Transcribe all the records exactly and omit any images they hold.

---+---

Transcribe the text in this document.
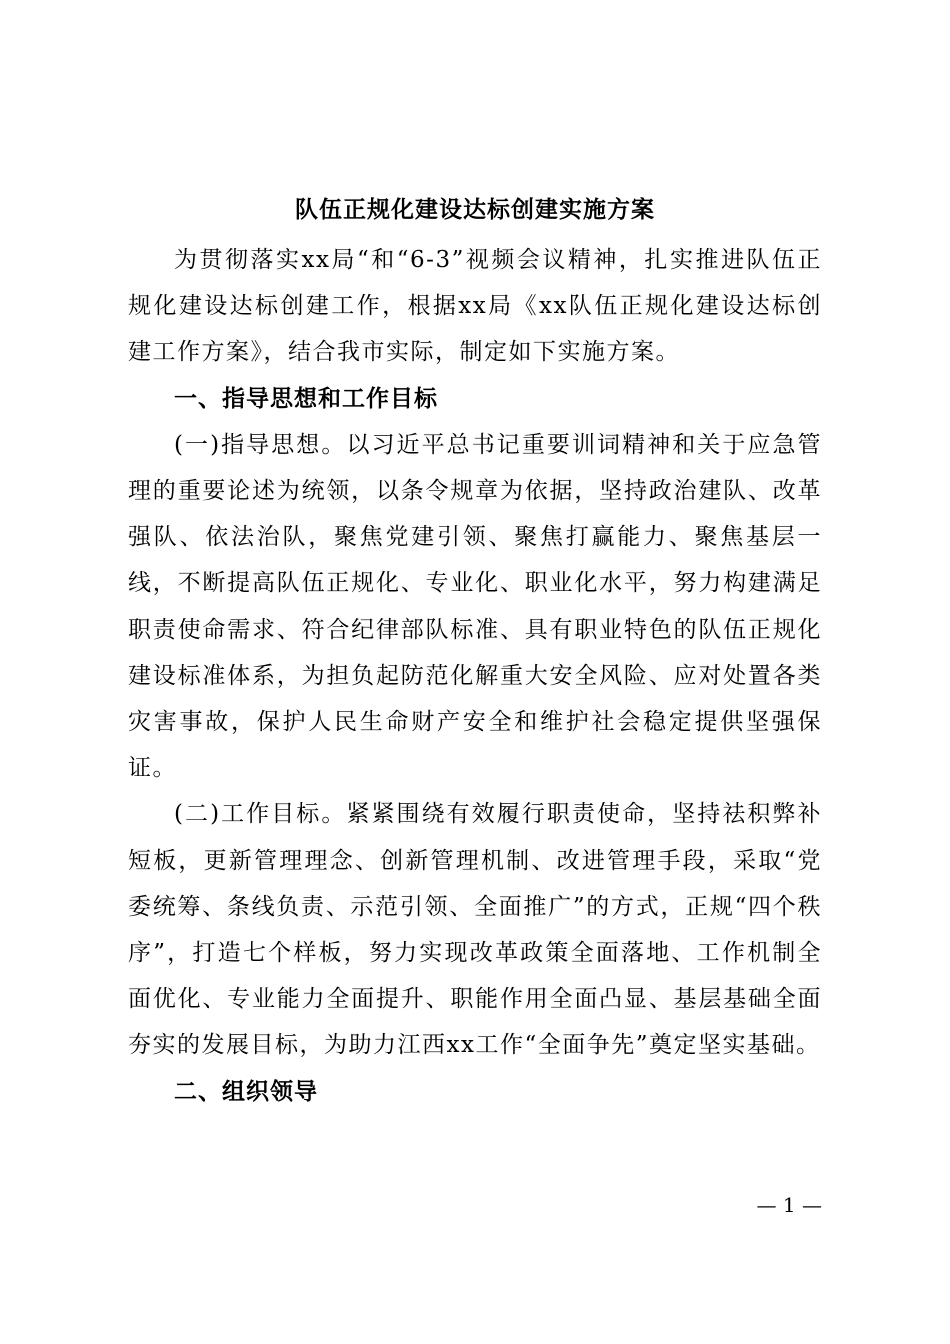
队伍正规化建设达标创建实施方案

为贯彻落实xx局“和“6-3”视频会议精神，扎实推进队伍正规化建设达标创建工作，根据xx局《xx队伍正规化建设达标创建工作方案》，结合我市实际，制定如下实施方案。

一、指导思想和工作目标

(一)指导思想。以习近平总书记重要训词精神和关于应急管理的重要论述为统领，以条令规章为依据，坚持政治建队、改革强队、依法治队，聚焦党建引领、聚焦打赢能力、聚焦基层一线，不断提高队伍正规化、专业化、职业化水平，努力构建满足职责使命需求、符合纪律部队标准、具有职业特色的队伍正规化建设标准体系，为担负起防范化解重大安全风险、应对处置各类灾害事故，保护人民生命财产安全和维护社会稳定提供坚强保证。

(二)工作目标。紧紧围绕有效履行职责使命，坚持祛积弊补短板，更新管理理念、创新管理机制、改进管理手段，采取“党委统筹、条线负责、示范引领、全面推广”的方式，正规“四个秩序”，打造七个样板，努力实现改革政策全面落地、工作机制全面优化、专业能力全面提升、职能作用全面凸显、基层基础全面夯实的发展目标，为助力江西xx工作“全面争先”奠定坚实基础。

二、组织领导

— 1 —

---+---

# EXPECTED OUTPUT
Transcribe the text in this document.
队伍正规化建设达标创建实施方案

为贯彻落实xx局“和“6-3”视频会议精神，扎实推进队伍正规化建设达标创建工作，根据xx局《xx队伍正规化建设达标创建工作方案》，结合我市实际，制定如下实施方案。

一、指导思想和工作目标

(一)指导思想。以习近平总书记重要训词精神和关于应急管理的重要论述为统领，以条令规章为依据，坚持政治建队、改革强队、依法治队，聚焦党建引领、聚焦打赢能力、聚焦基层一线，不断提高队伍正规化、专业化、职业化水平，努力构建满足职责使命需求、符合纪律部队标准、具有职业特色的队伍正规化建设标准体系，为担负起防范化解重大安全风险、应对处置各类灾害事故，保护人民生命财产安全和维护社会稳定提供坚强保证。

(二)工作目标。紧紧围绕有效履行职责使命，坚持祛积弊补短板，更新管理理念、创新管理机制、改进管理手段，采取“党委统筹、条线负责、示范引领、全面推广”的方式，正规“四个秩序”，打造七个样板，努力实现改革政策全面落地、工作机制全面优化、专业能力全面提升、职能作用全面凸显、基层基础全面夯实的发展目标，为助力江西xx工作“全面争先”奠定坚实基础。

二、组织领导

— 1 —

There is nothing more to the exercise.